▸ What you need to do
In full and without deviation, write out the entries that follow.

..........

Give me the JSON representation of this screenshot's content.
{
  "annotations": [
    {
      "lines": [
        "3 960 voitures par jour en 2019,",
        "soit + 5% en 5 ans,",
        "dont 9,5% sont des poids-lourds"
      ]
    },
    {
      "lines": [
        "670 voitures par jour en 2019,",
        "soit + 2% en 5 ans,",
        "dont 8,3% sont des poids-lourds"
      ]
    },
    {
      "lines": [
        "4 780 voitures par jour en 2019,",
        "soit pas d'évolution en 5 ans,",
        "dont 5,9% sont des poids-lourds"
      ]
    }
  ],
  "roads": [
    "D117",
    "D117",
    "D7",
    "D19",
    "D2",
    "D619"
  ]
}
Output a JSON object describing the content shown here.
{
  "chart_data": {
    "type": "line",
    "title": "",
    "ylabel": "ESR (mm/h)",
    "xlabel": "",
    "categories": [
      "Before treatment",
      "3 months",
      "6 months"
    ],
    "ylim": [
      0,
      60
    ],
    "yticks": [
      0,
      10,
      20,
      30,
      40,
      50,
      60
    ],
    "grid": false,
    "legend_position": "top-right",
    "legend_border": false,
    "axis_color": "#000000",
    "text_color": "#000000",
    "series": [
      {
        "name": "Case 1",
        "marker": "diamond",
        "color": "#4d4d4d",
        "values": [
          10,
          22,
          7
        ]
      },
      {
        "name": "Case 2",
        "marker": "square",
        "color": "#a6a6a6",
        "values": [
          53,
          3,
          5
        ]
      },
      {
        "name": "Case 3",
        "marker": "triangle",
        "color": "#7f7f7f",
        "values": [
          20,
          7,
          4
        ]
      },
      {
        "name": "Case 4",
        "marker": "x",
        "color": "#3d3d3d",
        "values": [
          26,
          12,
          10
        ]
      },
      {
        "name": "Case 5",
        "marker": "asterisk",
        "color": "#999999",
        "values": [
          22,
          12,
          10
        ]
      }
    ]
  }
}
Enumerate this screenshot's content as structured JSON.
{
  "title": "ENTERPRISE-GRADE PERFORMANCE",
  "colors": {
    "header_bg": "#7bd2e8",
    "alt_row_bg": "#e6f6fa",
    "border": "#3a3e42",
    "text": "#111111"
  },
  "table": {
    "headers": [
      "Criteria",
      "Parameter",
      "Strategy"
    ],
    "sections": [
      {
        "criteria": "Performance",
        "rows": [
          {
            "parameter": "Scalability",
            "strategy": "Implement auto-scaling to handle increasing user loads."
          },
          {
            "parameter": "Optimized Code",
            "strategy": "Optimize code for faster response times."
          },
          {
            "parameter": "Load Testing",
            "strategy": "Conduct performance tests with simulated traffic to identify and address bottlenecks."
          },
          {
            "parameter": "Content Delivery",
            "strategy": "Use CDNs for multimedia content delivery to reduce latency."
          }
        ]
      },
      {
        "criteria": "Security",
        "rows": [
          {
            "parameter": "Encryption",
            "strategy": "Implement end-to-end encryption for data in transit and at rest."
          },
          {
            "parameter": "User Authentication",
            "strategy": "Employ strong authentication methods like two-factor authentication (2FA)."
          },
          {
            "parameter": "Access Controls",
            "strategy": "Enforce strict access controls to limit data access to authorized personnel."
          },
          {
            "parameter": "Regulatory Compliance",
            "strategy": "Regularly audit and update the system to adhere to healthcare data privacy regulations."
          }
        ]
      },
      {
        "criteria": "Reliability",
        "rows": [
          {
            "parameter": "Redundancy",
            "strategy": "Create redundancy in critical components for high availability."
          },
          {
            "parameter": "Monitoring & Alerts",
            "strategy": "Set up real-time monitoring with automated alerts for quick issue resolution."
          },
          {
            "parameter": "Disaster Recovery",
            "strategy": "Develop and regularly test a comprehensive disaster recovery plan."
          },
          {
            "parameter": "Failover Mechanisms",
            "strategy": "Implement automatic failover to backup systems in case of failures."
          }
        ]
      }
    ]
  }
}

..........

▸ Completed exercise
Give me the JSON representation of this screenshot's content.
{
  "annotations": [
    {
      "lines": [
        "3 960 voitures par jour en 2019,",
        "soit + 5% en 5 ans,",
        "dont 9,5% sont des poids-lourds"
      ]
    },
    {
      "lines": [
        "670 voitures par jour en 2019,",
        "soit + 2% en 5 ans,",
        "dont 8,3% sont des poids-lourds"
      ]
    },
    {
      "lines": [
        "4 780 voitures par jour en 2019,",
        "soit pas d'évolution en 5 ans,",
        "dont 5,9% sont des poids-lourds"
      ]
    }
  ],
  "roads": [
    "D117",
    "D117",
    "D7",
    "D19",
    "D2",
    "D619"
  ]
}
Output a JSON object describing the content shown here.
{
  "chart_data": {
    "type": "line",
    "title": "",
    "ylabel": "ESR (mm/h)",
    "xlabel": "",
    "categories": [
      "Before treatment",
      "3 months",
      "6 months"
    ],
    "ylim": [
      0,
      60
    ],
    "yticks": [
      0,
      10,
      20,
      30,
      40,
      50,
      60
    ],
    "grid": false,
    "legend_position": "top-right",
    "legend_border": false,
    "axis_color": "#000000",
    "text_color": "#000000",
    "series": [
      {
        "name": "Case 1",
        "marker": "diamond",
        "color": "#4d4d4d",
        "values": [
          10,
          22,
          7
        ]
      },
      {
        "name": "Case 2",
        "marker": "square",
        "color": "#a6a6a6",
        "values": [
          53,
          3,
          5
        ]
      },
      {
        "name": "Case 3",
        "marker": "triangle",
        "color": "#7f7f7f",
        "values": [
          20,
          7,
          4
        ]
      },
      {
        "name": "Case 4",
        "marker": "x",
        "color": "#3d3d3d",
        "values": [
          26,
          12,
          10
        ]
      },
      {
        "name": "Case 5",
        "marker": "asterisk",
        "color": "#999999",
        "values": [
          22,
          12,
          10
        ]
      }
    ]
  }
}
Enumerate this screenshot's content as structured JSON.
{
  "title": "ENTERPRISE-GRADE PERFORMANCE",
  "colors": {
    "header_bg": "#7bd2e8",
    "alt_row_bg": "#e6f6fa",
    "border": "#3a3e42",
    "text": "#111111"
  },
  "table": {
    "headers": [
      "Criteria",
      "Parameter",
      "Strategy"
    ],
    "sections": [
      {
        "criteria": "Performance",
        "rows": [
          {
            "parameter": "Scalability",
            "strategy": "Implement auto-scaling to handle increasing user loads."
          },
          {
            "parameter": "Optimized Code",
            "strategy": "Optimize code for faster response times."
          },
          {
            "parameter": "Load Testing",
            "strategy": "Conduct performance tests with simulated traffic to identify and address bottlenecks."
          },
          {
            "parameter": "Content Delivery",
            "strategy": "Use CDNs for multimedia content delivery to reduce latency."
          }
        ]
      },
      {
        "criteria": "Security",
        "rows": [
          {
            "parameter": "Encryption",
            "strategy": "Implement end-to-end encryption for data in transit and at rest."
          },
          {
            "parameter": "User Authentication",
            "strategy": "Employ strong authentication methods like two-factor authentication (2FA)."
          },
          {
            "parameter": "Access Controls",
            "strategy": "Enforce strict access controls to limit data access to authorized personnel."
          },
          {
            "parameter": "Regulatory Compliance",
            "strategy": "Regularly audit and update the system to adhere to healthcare data privacy regulations."
          }
        ]
      },
      {
        "criteria": "Reliability",
        "rows": [
          {
            "parameter": "Redundancy",
            "strategy": "Create redundancy in critical components for high availability."
          },
          {
            "parameter": "Monitoring & Alerts",
            "strategy": "Set up real-time monitoring with automated alerts for quick issue resolution."
          },
          {
            "parameter": "Disaster Recovery",
            "strategy": "Develop and regularly test a comprehensive disaster recovery plan."
          },
          {
            "parameter": "Failover Mechanisms",
            "strategy": "Implement automatic failover to backup systems in case of failures."
          }
        ]
      }
    ]
  }
}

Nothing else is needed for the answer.